:: Supplied records ::
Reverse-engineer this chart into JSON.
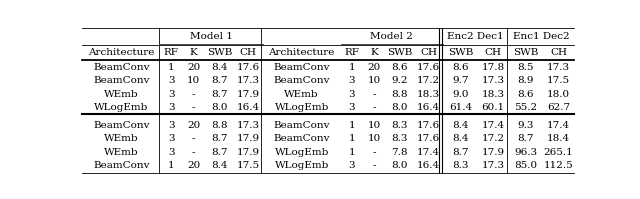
{
  "header_row2": [
    "Architecture",
    "RF",
    "K",
    "SWB",
    "CH",
    "Architecture",
    "RF",
    "K",
    "SWB",
    "CH",
    "SWB",
    "CH",
    "SWB",
    "CH"
  ],
  "section1": [
    [
      "BeamConv",
      "1",
      "20",
      "8.4",
      "17.6",
      "BeamConv",
      "1",
      "20",
      "8.6",
      "17.6",
      "8.6",
      "17.8",
      "8.5",
      "17.3"
    ],
    [
      "BeamConv",
      "3",
      "10",
      "8.7",
      "17.3",
      "BeamConv",
      "3",
      "10",
      "9.2",
      "17.2",
      "9.7",
      "17.3",
      "8.9",
      "17.5"
    ],
    [
      "WEmb",
      "3",
      "-",
      "8.7",
      "17.9",
      "WEmb",
      "3",
      "-",
      "8.8",
      "18.3",
      "9.0",
      "18.3",
      "8.6",
      "18.0"
    ],
    [
      "WLogEmb",
      "3",
      "-",
      "8.0",
      "16.4",
      "WLogEmb",
      "3",
      "-",
      "8.0",
      "16.4",
      "61.4",
      "60.1",
      "55.2",
      "62.7"
    ]
  ],
  "section2": [
    [
      "BeamConv",
      "3",
      "20",
      "8.8",
      "17.3",
      "BeamConv",
      "1",
      "10",
      "8.3",
      "17.6",
      "8.4",
      "17.4",
      "9.3",
      "17.4"
    ],
    [
      "WEmb",
      "3",
      "-",
      "8.7",
      "17.9",
      "BeamConv",
      "1",
      "10",
      "8.3",
      "17.6",
      "8.4",
      "17.2",
      "8.7",
      "18.4"
    ],
    [
      "WEmb",
      "3",
      "-",
      "8.7",
      "17.9",
      "WLogEmb",
      "1",
      "-",
      "7.8",
      "17.4",
      "8.7",
      "17.9",
      "96.3",
      "265.1"
    ],
    [
      "BeamConv",
      "1",
      "20",
      "8.4",
      "17.5",
      "WLogEmb",
      "3",
      "-",
      "8.0",
      "16.4",
      "8.3",
      "17.3",
      "85.0",
      "112.5"
    ]
  ],
  "font_size": 7.5,
  "fig_width": 6.4,
  "fig_height": 1.99,
  "dpi": 100
}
:::
> [Objective]: Every line of the data above should be quoted exactly. Omit the pictures.

> [Solution below]:
Reverse-engineer this chart into JSON.
{
  "header_row2": [
    "Architecture",
    "RF",
    "K",
    "SWB",
    "CH",
    "Architecture",
    "RF",
    "K",
    "SWB",
    "CH",
    "SWB",
    "CH",
    "SWB",
    "CH"
  ],
  "section1": [
    [
      "BeamConv",
      "1",
      "20",
      "8.4",
      "17.6",
      "BeamConv",
      "1",
      "20",
      "8.6",
      "17.6",
      "8.6",
      "17.8",
      "8.5",
      "17.3"
    ],
    [
      "BeamConv",
      "3",
      "10",
      "8.7",
      "17.3",
      "BeamConv",
      "3",
      "10",
      "9.2",
      "17.2",
      "9.7",
      "17.3",
      "8.9",
      "17.5"
    ],
    [
      "WEmb",
      "3",
      "-",
      "8.7",
      "17.9",
      "WEmb",
      "3",
      "-",
      "8.8",
      "18.3",
      "9.0",
      "18.3",
      "8.6",
      "18.0"
    ],
    [
      "WLogEmb",
      "3",
      "-",
      "8.0",
      "16.4",
      "WLogEmb",
      "3",
      "-",
      "8.0",
      "16.4",
      "61.4",
      "60.1",
      "55.2",
      "62.7"
    ]
  ],
  "section2": [
    [
      "BeamConv",
      "3",
      "20",
      "8.8",
      "17.3",
      "BeamConv",
      "1",
      "10",
      "8.3",
      "17.6",
      "8.4",
      "17.4",
      "9.3",
      "17.4"
    ],
    [
      "WEmb",
      "3",
      "-",
      "8.7",
      "17.9",
      "BeamConv",
      "1",
      "10",
      "8.3",
      "17.6",
      "8.4",
      "17.2",
      "8.7",
      "18.4"
    ],
    [
      "WEmb",
      "3",
      "-",
      "8.7",
      "17.9",
      "WLogEmb",
      "1",
      "-",
      "7.8",
      "17.4",
      "8.7",
      "17.9",
      "96.3",
      "265.1"
    ],
    [
      "BeamConv",
      "1",
      "20",
      "8.4",
      "17.5",
      "WLogEmb",
      "3",
      "-",
      "8.0",
      "16.4",
      "8.3",
      "17.3",
      "85.0",
      "112.5"
    ]
  ],
  "font_size": 7.5,
  "fig_width": 6.4,
  "fig_height": 1.99,
  "dpi": 100
}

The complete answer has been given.